(What is being asked) Find the lines with "title" in them and copy them out.
————
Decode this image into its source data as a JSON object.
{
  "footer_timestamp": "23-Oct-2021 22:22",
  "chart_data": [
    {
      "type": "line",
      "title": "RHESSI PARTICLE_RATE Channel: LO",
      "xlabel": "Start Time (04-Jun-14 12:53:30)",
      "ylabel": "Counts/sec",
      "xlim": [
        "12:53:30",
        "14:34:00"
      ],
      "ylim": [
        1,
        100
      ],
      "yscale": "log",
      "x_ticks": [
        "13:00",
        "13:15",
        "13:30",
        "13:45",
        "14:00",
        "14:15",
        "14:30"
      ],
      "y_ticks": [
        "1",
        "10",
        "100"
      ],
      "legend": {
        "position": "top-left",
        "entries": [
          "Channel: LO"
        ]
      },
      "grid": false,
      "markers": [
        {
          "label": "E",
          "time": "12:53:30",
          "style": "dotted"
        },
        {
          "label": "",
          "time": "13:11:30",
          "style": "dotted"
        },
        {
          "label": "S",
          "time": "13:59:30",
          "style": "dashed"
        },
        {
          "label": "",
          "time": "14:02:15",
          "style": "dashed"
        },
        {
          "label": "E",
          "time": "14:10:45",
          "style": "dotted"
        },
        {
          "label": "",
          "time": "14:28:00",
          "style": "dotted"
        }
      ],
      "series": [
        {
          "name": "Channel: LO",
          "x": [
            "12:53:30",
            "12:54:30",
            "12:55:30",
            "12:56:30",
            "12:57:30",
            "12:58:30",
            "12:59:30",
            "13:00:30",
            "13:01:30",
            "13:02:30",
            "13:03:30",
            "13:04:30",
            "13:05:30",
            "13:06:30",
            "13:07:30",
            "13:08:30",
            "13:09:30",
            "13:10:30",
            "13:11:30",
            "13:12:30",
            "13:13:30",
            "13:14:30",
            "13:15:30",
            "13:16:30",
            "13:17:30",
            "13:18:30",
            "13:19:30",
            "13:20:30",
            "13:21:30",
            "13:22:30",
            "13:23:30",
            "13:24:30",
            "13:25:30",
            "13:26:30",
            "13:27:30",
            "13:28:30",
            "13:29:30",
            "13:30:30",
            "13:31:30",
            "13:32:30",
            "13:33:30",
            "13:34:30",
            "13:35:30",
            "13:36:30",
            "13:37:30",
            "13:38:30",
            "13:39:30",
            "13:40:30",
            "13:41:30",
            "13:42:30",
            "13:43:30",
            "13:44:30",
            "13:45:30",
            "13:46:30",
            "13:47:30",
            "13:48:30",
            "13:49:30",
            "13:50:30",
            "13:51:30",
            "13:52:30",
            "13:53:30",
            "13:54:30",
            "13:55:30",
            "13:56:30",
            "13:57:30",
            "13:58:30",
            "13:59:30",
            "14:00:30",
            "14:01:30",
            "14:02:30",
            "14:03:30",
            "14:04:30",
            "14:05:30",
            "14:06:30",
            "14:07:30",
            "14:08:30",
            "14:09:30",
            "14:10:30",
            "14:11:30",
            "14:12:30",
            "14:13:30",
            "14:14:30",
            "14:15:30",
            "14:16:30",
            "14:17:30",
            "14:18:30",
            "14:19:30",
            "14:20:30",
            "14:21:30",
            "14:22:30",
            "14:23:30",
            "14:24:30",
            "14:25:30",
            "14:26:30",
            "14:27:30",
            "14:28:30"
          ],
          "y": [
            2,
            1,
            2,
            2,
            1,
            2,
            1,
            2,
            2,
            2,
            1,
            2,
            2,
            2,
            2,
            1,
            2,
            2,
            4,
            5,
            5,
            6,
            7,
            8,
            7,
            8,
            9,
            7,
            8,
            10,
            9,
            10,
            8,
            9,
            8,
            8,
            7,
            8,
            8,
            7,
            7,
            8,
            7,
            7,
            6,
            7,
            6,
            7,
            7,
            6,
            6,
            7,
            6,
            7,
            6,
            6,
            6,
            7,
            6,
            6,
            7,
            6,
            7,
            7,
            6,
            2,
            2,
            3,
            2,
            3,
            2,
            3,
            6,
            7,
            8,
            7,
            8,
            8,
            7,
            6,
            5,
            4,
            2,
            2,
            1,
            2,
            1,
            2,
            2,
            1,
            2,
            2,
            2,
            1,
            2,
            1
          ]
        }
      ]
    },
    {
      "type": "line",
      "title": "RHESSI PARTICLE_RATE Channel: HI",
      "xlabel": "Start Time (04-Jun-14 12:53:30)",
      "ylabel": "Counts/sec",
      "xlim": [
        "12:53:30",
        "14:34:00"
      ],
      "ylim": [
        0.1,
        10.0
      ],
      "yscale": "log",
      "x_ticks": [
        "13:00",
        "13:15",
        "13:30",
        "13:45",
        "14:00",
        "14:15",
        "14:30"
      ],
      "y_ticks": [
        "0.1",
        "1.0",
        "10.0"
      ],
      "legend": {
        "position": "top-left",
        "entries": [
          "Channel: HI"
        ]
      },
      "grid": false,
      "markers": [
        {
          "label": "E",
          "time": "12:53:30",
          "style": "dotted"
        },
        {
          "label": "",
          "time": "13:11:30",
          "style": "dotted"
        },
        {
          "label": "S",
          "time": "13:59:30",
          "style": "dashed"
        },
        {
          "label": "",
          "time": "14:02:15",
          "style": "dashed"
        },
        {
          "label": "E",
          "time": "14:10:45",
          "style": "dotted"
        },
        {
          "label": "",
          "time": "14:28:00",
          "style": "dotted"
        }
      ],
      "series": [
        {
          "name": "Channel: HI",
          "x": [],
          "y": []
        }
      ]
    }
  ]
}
————
(Written answer)
      "title": "RHESSI PARTICLE_RATE Channel: LO",
      "title": "RHESSI PARTICLE_RATE Channel: HI",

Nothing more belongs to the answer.